[START OF Material for this task]

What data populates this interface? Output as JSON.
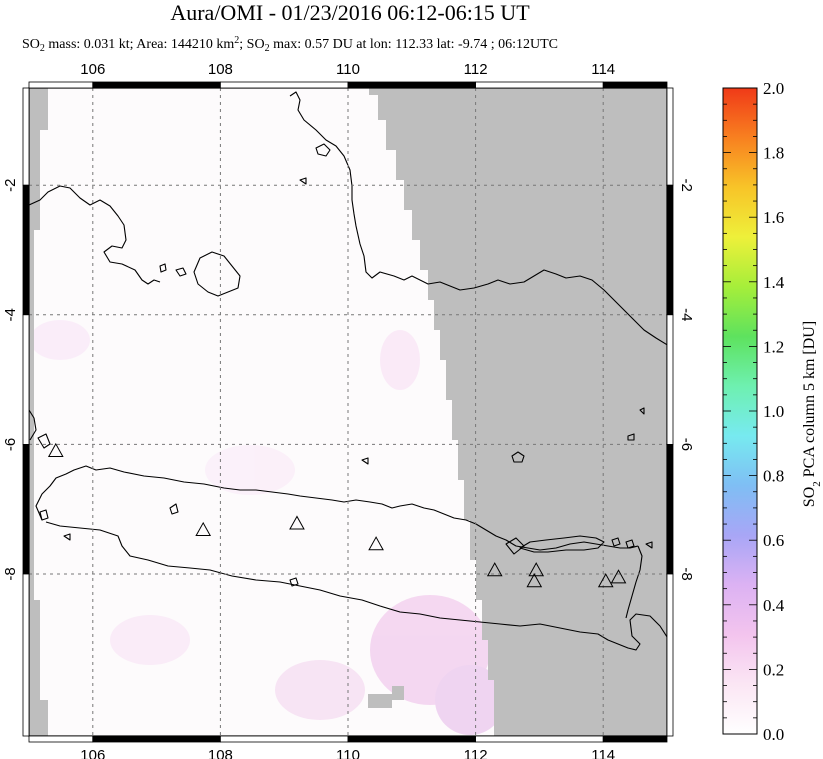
{
  "title": "Aura/OMI - 01/23/2016 06:12-06:15 UT",
  "subtitle": {
    "part1": "SO",
    "sub1": "2",
    "part2": " mass: 0.031 kt; Area: 144210 km",
    "sup1": "2",
    "part3": "; SO",
    "sub2": "2",
    "part4": " max: 0.57 DU at lon: 112.33 lat: -9.74 ; 06:12UTC"
  },
  "map": {
    "lon_range": [
      105,
      115
    ],
    "lat_range": [
      -10.5,
      -0.5
    ],
    "x_ticks": [
      106,
      108,
      110,
      112,
      114
    ],
    "x_tick_labels": [
      "106",
      "108",
      "110",
      "112",
      "114"
    ],
    "y_ticks": [
      -2,
      -4,
      -6,
      -8
    ],
    "y_tick_labels": [
      "-2",
      "-4",
      "-6",
      "-8"
    ],
    "no_data_color": "#bebebe",
    "land_outline_color": "#000000",
    "grid": "dotted",
    "volcanoes": [
      {
        "lon": 105.42,
        "lat": -6.1
      },
      {
        "lon": 107.73,
        "lat": -7.32
      },
      {
        "lon": 109.2,
        "lat": -7.22
      },
      {
        "lon": 110.44,
        "lat": -7.54
      },
      {
        "lon": 112.3,
        "lat": -7.94
      },
      {
        "lon": 112.95,
        "lat": -7.94
      },
      {
        "lon": 112.92,
        "lat": -8.11
      },
      {
        "lon": 114.04,
        "lat": -8.11
      },
      {
        "lon": 114.24,
        "lat": -8.05
      }
    ]
  },
  "colorbar": {
    "title": "SO2 PCA column 5 km [DU]",
    "min": 0.0,
    "max": 2.0,
    "tick_labels": [
      "0.0",
      "0.2",
      "0.4",
      "0.6",
      "0.8",
      "1.0",
      "1.2",
      "1.4",
      "1.6",
      "1.8",
      "2.0"
    ],
    "colors": [
      "#ffffff",
      "#fbe6f4",
      "#f3c4ee",
      "#dcb2f3",
      "#a8a6f6",
      "#7fbef4",
      "#77eaf0",
      "#6ef0b0",
      "#5ee25e",
      "#a6ee3a",
      "#eef03a",
      "#f8c428",
      "#f88020",
      "#f03a18"
    ]
  }
}
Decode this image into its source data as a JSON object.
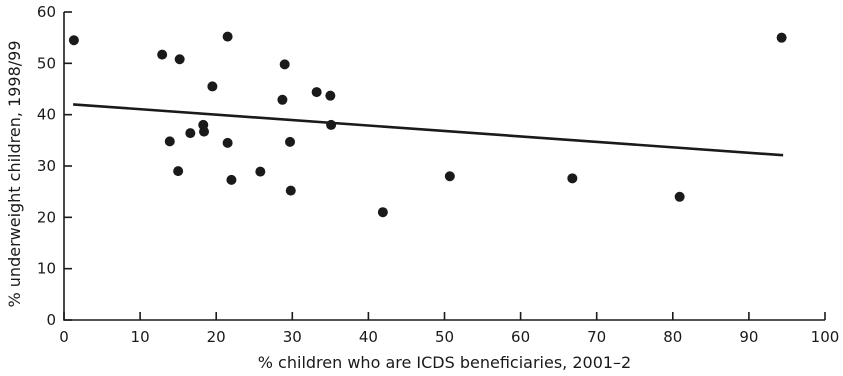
{
  "chart_data": {
    "type": "scatter",
    "title": "",
    "xlabel": "% children who are ICDS beneficiaries, 2001–2",
    "ylabel": "% underweight children, 1998/99",
    "xlim": [
      0,
      100
    ],
    "ylim": [
      0,
      60
    ],
    "xticks": [
      0,
      10,
      20,
      30,
      40,
      50,
      60,
      70,
      80,
      90,
      100
    ],
    "yticks": [
      0,
      10,
      20,
      30,
      40,
      50,
      60
    ],
    "grid": false,
    "colors": {
      "points": "#1a1a1a",
      "trend": "#1a1a1a",
      "axes": "#1a1a1a"
    },
    "series": [
      {
        "points": [
          [
            1.3,
            54.5
          ],
          [
            12.9,
            51.7
          ],
          [
            15.2,
            50.8
          ],
          [
            21.5,
            55.2
          ],
          [
            29.0,
            49.8
          ],
          [
            19.5,
            45.5
          ],
          [
            28.7,
            42.9
          ],
          [
            33.2,
            44.4
          ],
          [
            35.0,
            43.7
          ],
          [
            35.1,
            38.0
          ],
          [
            18.3,
            38.0
          ],
          [
            16.6,
            36.4
          ],
          [
            18.4,
            36.7
          ],
          [
            13.9,
            34.8
          ],
          [
            21.5,
            34.5
          ],
          [
            29.7,
            34.7
          ],
          [
            15.0,
            29.0
          ],
          [
            22.0,
            27.3
          ],
          [
            25.8,
            28.9
          ],
          [
            29.8,
            25.2
          ],
          [
            41.9,
            21.0
          ],
          [
            50.7,
            28.0
          ],
          [
            66.8,
            27.6
          ],
          [
            80.9,
            24.0
          ],
          [
            94.3,
            55.0
          ]
        ]
      }
    ],
    "trendline": {
      "x": [
        1.2,
        94.5
      ],
      "y": [
        42.0,
        32.1
      ]
    }
  }
}
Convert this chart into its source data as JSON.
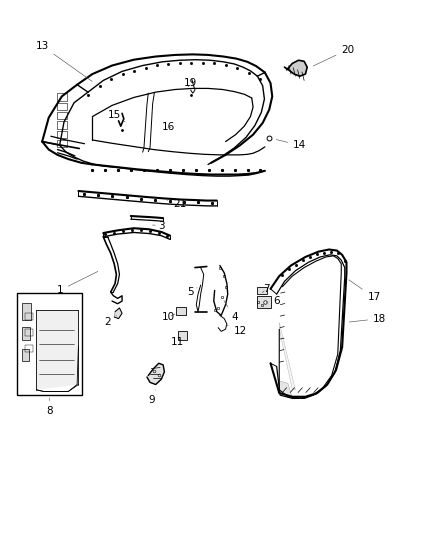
{
  "bg_color": "#ffffff",
  "fig_width": 4.38,
  "fig_height": 5.33,
  "lc": "#000000",
  "lw": 0.7,
  "fs": 7.5,
  "leaders": {
    "13": {
      "lxy": [
        0.095,
        0.915
      ],
      "axy": [
        0.215,
        0.845
      ]
    },
    "20": {
      "lxy": [
        0.795,
        0.908
      ],
      "axy": [
        0.71,
        0.875
      ]
    },
    "19": {
      "lxy": [
        0.435,
        0.845
      ],
      "axy": [
        0.43,
        0.838
      ]
    },
    "15": {
      "lxy": [
        0.26,
        0.785
      ],
      "axy": [
        0.285,
        0.772
      ]
    },
    "16": {
      "lxy": [
        0.385,
        0.762
      ],
      "axy": [
        0.39,
        0.762
      ]
    },
    "14": {
      "lxy": [
        0.685,
        0.728
      ],
      "axy": [
        0.625,
        0.74
      ]
    },
    "21": {
      "lxy": [
        0.41,
        0.618
      ],
      "axy": [
        0.375,
        0.625
      ]
    },
    "3": {
      "lxy": [
        0.368,
        0.577
      ],
      "axy": [
        0.348,
        0.578
      ]
    },
    "1": {
      "lxy": [
        0.135,
        0.455
      ],
      "axy": [
        0.228,
        0.493
      ]
    },
    "2": {
      "lxy": [
        0.245,
        0.395
      ],
      "axy": [
        0.265,
        0.408
      ]
    },
    "10": {
      "lxy": [
        0.385,
        0.405
      ],
      "axy": [
        0.405,
        0.413
      ]
    },
    "11": {
      "lxy": [
        0.405,
        0.358
      ],
      "axy": [
        0.415,
        0.368
      ]
    },
    "5": {
      "lxy": [
        0.435,
        0.452
      ],
      "axy": [
        0.45,
        0.46
      ]
    },
    "4": {
      "lxy": [
        0.535,
        0.405
      ],
      "axy": [
        0.508,
        0.44
      ]
    },
    "12": {
      "lxy": [
        0.548,
        0.378
      ],
      "axy": [
        0.518,
        0.39
      ]
    },
    "7": {
      "lxy": [
        0.608,
        0.458
      ],
      "axy": [
        0.595,
        0.447
      ]
    },
    "6": {
      "lxy": [
        0.632,
        0.435
      ],
      "axy": [
        0.602,
        0.432
      ]
    },
    "9": {
      "lxy": [
        0.345,
        0.248
      ],
      "axy": [
        0.355,
        0.268
      ]
    },
    "8": {
      "lxy": [
        0.112,
        0.228
      ],
      "axy": [
        0.112,
        0.258
      ]
    },
    "17": {
      "lxy": [
        0.855,
        0.442
      ],
      "axy": [
        0.792,
        0.478
      ]
    },
    "18": {
      "lxy": [
        0.868,
        0.402
      ],
      "axy": [
        0.792,
        0.395
      ]
    }
  }
}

[END OF Material for this task]

- _Written request_
Every record above must be given again exactly; drop the pictures.

- _Task answer_
What data populates this interface? Output as JSON.
{
  "title": "Aura/OMI - 01/23/2016 06:12-06:15 UT",
  "subtitle": {
    "part1": "SO",
    "sub1": "2",
    "part2": " mass: 0.031 kt; Area: 144210 km",
    "sup1": "2",
    "part3": "; SO",
    "sub2": "2",
    "part4": " max: 0.57 DU at lon: 112.33 lat: -9.74 ; 06:12UTC"
  },
  "map": {
    "lon_range": [
      105,
      115
    ],
    "lat_range": [
      -10.5,
      -0.5
    ],
    "x_ticks": [
      106,
      108,
      110,
      112,
      114
    ],
    "x_tick_labels": [
      "106",
      "108",
      "110",
      "112",
      "114"
    ],
    "y_ticks": [
      -2,
      -4,
      -6,
      -8
    ],
    "y_tick_labels": [
      "-2",
      "-4",
      "-6",
      "-8"
    ],
    "no_data_color": "#bebebe",
    "land_outline_color": "#000000",
    "grid": "dotted",
    "volcanoes": [
      {
        "lon": 105.42,
        "lat": -6.1
      },
      {
        "lon": 107.73,
        "lat": -7.32
      },
      {
        "lon": 109.2,
        "lat": -7.22
      },
      {
        "lon": 110.44,
        "lat": -7.54
      },
      {
        "lon": 112.3,
        "lat": -7.94
      },
      {
        "lon": 112.95,
        "lat": -7.94
      },
      {
        "lon": 112.92,
        "lat": -8.11
      },
      {
        "lon": 114.04,
        "lat": -8.11
      },
      {
        "lon": 114.24,
        "lat": -8.05
      }
    ]
  },
  "colorbar": {
    "title": "SO2 PCA column 5 km [DU]",
    "min": 0.0,
    "max": 2.0,
    "tick_labels": [
      "0.0",
      "0.2",
      "0.4",
      "0.6",
      "0.8",
      "1.0",
      "1.2",
      "1.4",
      "1.6",
      "1.8",
      "2.0"
    ],
    "colors": [
      "#ffffff",
      "#fbe6f4",
      "#f3c4ee",
      "#dcb2f3",
      "#a8a6f6",
      "#7fbef4",
      "#77eaf0",
      "#6ef0b0",
      "#5ee25e",
      "#a6ee3a",
      "#eef03a",
      "#f8c428",
      "#f88020",
      "#f03a18"
    ]
  }
}
Decode this image into its source data as a JSON object.
{
  "chart_data": {
    "type": "scatter",
    "title": "",
    "xlabel": "% children who are ICDS beneficiaries, 2001–2",
    "ylabel": "% underweight children, 1998/99",
    "xlim": [
      0,
      100
    ],
    "ylim": [
      0,
      60
    ],
    "xticks": [
      0,
      10,
      20,
      30,
      40,
      50,
      60,
      70,
      80,
      90,
      100
    ],
    "yticks": [
      0,
      10,
      20,
      30,
      40,
      50,
      60
    ],
    "grid": false,
    "colors": {
      "points": "#1a1a1a",
      "trend": "#1a1a1a",
      "axes": "#1a1a1a"
    },
    "series": [
      {
        "points": [
          [
            1.3,
            54.5
          ],
          [
            12.9,
            51.7
          ],
          [
            15.2,
            50.8
          ],
          [
            21.5,
            55.2
          ],
          [
            29.0,
            49.8
          ],
          [
            19.5,
            45.5
          ],
          [
            28.7,
            42.9
          ],
          [
            33.2,
            44.4
          ],
          [
            35.0,
            43.7
          ],
          [
            35.1,
            38.0
          ],
          [
            18.3,
            38.0
          ],
          [
            16.6,
            36.4
          ],
          [
            18.4,
            36.7
          ],
          [
            13.9,
            34.8
          ],
          [
            21.5,
            34.5
          ],
          [
            29.7,
            34.7
          ],
          [
            15.0,
            29.0
          ],
          [
            22.0,
            27.3
          ],
          [
            25.8,
            28.9
          ],
          [
            29.8,
            25.2
          ],
          [
            41.9,
            21.0
          ],
          [
            50.7,
            28.0
          ],
          [
            66.8,
            27.6
          ],
          [
            80.9,
            24.0
          ],
          [
            94.3,
            55.0
          ]
        ]
      }
    ],
    "trendline": {
      "x": [
        1.2,
        94.5
      ],
      "y": [
        42.0,
        32.1
      ]
    }
  }
}
Convert this chart into its source data as JSON.
{
  "bg_color": "#ffffff",
  "fig_width": 4.38,
  "fig_height": 5.33,
  "lc": "#000000",
  "lw": 0.7,
  "fs": 7.5,
  "leaders": {
    "13": {
      "lxy": [
        0.095,
        0.915
      ],
      "axy": [
        0.215,
        0.845
      ]
    },
    "20": {
      "lxy": [
        0.795,
        0.908
      ],
      "axy": [
        0.71,
        0.875
      ]
    },
    "19": {
      "lxy": [
        0.435,
        0.845
      ],
      "axy": [
        0.43,
        0.838
      ]
    },
    "15": {
      "lxy": [
        0.26,
        0.785
      ],
      "axy": [
        0.285,
        0.772
      ]
    },
    "16": {
      "lxy": [
        0.385,
        0.762
      ],
      "axy": [
        0.39,
        0.762
      ]
    },
    "14": {
      "lxy": [
        0.685,
        0.728
      ],
      "axy": [
        0.625,
        0.74
      ]
    },
    "21": {
      "lxy": [
        0.41,
        0.618
      ],
      "axy": [
        0.375,
        0.625
      ]
    },
    "3": {
      "lxy": [
        0.368,
        0.577
      ],
      "axy": [
        0.348,
        0.578
      ]
    },
    "1": {
      "lxy": [
        0.135,
        0.455
      ],
      "axy": [
        0.228,
        0.493
      ]
    },
    "2": {
      "lxy": [
        0.245,
        0.395
      ],
      "axy": [
        0.265,
        0.408
      ]
    },
    "10": {
      "lxy": [
        0.385,
        0.405
      ],
      "axy": [
        0.405,
        0.413
      ]
    },
    "11": {
      "lxy": [
        0.405,
        0.358
      ],
      "axy": [
        0.415,
        0.368
      ]
    },
    "5": {
      "lxy": [
        0.435,
        0.452
      ],
      "axy": [
        0.45,
        0.46
      ]
    },
    "4": {
      "lxy": [
        0.535,
        0.405
      ],
      "axy": [
        0.508,
        0.44
      ]
    },
    "12": {
      "lxy": [
        0.548,
        0.378
      ],
      "axy": [
        0.518,
        0.39
      ]
    },
    "7": {
      "lxy": [
        0.608,
        0.458
      ],
      "axy": [
        0.595,
        0.447
      ]
    },
    "6": {
      "lxy": [
        0.632,
        0.435
      ],
      "axy": [
        0.602,
        0.432
      ]
    },
    "9": {
      "lxy": [
        0.345,
        0.248
      ],
      "axy": [
        0.355,
        0.268
      ]
    },
    "8": {
      "lxy": [
        0.112,
        0.228
      ],
      "axy": [
        0.112,
        0.258
      ]
    },
    "17": {
      "lxy": [
        0.855,
        0.442
      ],
      "axy": [
        0.792,
        0.478
      ]
    },
    "18": {
      "lxy": [
        0.868,
        0.402
      ],
      "axy": [
        0.792,
        0.395
      ]
    }
  }
}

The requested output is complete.